• **Data shown**
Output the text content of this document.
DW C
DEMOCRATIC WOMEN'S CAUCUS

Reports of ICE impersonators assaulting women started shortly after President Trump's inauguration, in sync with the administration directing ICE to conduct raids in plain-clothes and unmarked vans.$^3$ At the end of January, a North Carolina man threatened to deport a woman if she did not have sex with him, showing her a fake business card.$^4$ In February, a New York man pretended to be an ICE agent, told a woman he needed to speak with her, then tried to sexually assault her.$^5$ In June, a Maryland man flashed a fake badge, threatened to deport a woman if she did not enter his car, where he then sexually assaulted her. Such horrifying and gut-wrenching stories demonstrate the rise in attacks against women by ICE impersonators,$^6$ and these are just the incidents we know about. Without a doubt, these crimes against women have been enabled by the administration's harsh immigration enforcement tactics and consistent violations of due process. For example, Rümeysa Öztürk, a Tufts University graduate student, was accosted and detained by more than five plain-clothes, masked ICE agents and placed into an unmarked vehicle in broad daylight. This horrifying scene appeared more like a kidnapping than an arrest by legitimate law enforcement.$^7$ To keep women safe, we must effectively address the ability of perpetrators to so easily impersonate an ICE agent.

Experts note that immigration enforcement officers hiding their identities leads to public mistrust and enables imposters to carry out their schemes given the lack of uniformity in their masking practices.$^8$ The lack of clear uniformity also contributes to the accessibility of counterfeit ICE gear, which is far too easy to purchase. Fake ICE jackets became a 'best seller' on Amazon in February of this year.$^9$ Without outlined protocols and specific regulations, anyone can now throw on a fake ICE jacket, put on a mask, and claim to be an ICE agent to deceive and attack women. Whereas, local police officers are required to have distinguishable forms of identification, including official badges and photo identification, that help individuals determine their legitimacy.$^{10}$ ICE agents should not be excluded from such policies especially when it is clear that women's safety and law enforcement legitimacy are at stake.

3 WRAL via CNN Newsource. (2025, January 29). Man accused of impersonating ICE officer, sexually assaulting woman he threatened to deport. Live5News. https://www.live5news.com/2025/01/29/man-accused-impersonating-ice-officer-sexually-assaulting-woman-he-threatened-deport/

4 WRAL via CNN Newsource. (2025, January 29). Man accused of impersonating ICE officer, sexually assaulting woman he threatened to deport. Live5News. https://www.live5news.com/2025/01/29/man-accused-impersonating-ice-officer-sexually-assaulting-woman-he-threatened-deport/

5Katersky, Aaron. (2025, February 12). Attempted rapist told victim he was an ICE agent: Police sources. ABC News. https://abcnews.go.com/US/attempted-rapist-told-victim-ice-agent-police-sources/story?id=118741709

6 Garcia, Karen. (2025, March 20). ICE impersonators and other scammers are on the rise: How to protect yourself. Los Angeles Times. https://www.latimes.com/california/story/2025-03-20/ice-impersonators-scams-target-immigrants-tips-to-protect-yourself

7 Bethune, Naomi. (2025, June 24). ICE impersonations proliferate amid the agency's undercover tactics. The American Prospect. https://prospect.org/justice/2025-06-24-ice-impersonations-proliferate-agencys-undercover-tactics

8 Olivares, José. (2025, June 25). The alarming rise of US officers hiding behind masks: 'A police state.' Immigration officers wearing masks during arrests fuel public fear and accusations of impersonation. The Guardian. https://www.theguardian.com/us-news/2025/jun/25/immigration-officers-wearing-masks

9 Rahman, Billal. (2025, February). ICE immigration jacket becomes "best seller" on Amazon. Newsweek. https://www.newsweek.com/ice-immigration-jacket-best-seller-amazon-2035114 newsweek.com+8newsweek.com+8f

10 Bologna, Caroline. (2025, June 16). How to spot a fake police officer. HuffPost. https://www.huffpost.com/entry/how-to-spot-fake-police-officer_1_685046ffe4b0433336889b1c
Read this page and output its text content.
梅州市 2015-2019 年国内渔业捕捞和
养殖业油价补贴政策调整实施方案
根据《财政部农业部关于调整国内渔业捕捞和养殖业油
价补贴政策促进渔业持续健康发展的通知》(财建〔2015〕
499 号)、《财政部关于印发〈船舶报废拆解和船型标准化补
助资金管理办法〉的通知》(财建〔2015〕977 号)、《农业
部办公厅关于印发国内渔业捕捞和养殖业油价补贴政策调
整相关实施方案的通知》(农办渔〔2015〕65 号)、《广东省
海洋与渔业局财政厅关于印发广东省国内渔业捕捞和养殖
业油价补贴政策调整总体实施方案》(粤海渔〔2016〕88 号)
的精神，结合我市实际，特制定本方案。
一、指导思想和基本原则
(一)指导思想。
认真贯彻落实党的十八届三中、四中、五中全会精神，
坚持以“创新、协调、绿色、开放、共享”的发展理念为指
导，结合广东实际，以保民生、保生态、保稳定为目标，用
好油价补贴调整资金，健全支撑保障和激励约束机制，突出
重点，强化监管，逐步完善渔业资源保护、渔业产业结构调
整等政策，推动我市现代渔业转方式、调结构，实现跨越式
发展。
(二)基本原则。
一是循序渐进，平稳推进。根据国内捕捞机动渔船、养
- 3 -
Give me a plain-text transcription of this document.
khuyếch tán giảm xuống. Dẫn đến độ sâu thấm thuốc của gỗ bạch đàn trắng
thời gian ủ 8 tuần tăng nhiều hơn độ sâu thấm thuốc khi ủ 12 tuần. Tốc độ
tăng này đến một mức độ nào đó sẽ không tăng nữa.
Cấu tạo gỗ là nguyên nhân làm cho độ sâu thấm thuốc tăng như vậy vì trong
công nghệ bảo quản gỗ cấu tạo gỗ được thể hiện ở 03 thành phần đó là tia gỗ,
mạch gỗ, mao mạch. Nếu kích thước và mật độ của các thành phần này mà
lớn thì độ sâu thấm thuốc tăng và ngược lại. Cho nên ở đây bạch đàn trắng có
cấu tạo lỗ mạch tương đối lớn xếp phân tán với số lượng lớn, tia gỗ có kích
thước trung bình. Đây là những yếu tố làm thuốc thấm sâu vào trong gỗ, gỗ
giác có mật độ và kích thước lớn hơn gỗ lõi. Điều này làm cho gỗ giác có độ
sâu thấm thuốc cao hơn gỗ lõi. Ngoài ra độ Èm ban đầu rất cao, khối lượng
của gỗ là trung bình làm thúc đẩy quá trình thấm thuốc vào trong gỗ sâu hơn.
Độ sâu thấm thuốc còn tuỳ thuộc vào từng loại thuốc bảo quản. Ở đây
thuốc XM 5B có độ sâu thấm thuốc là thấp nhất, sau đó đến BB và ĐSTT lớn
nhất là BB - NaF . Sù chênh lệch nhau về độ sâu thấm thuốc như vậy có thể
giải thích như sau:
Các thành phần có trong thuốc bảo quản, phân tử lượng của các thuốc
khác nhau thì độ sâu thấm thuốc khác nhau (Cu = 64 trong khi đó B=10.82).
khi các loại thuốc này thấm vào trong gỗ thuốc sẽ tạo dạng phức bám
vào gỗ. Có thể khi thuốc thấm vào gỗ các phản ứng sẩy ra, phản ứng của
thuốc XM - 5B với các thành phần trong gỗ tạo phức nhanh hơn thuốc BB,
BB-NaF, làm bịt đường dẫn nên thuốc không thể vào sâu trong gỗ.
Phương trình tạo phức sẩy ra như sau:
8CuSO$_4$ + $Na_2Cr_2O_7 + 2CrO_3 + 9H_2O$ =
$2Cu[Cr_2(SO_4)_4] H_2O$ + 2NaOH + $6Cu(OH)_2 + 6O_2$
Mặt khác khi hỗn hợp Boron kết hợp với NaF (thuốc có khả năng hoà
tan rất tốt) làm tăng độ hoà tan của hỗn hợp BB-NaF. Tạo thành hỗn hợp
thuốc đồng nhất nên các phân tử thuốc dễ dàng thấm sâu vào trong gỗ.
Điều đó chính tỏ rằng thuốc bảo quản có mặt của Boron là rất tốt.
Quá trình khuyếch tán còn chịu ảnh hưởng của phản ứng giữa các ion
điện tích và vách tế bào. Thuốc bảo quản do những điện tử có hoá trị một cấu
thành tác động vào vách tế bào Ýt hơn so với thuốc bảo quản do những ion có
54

• **Instructions for the task**
From the data above, copy out every line with the string "quản" in it.

• **Solution to the problem**
công nghệ bảo quản gỗ cấu tạo gỗ được thể hiện ở 03 thành phần đó là tia gỗ,
Độ sâu thấm thuốc còn tuỳ thuộc vào từng loại thuốc bảo quản. Ở đây
Các thành phần có trong thuốc bảo quản, phân tử lượng của các thuốc
Điều đó chính tỏ rằng thuốc bảo quản có mặt của Boron là rất tốt.
điện tích và vách tế bào. Thuốc bảo quản do những điện tử có hoá trị một cấu
thành tác động vào vách tế bào Ýt hơn so với thuốc bảo quản do những ion có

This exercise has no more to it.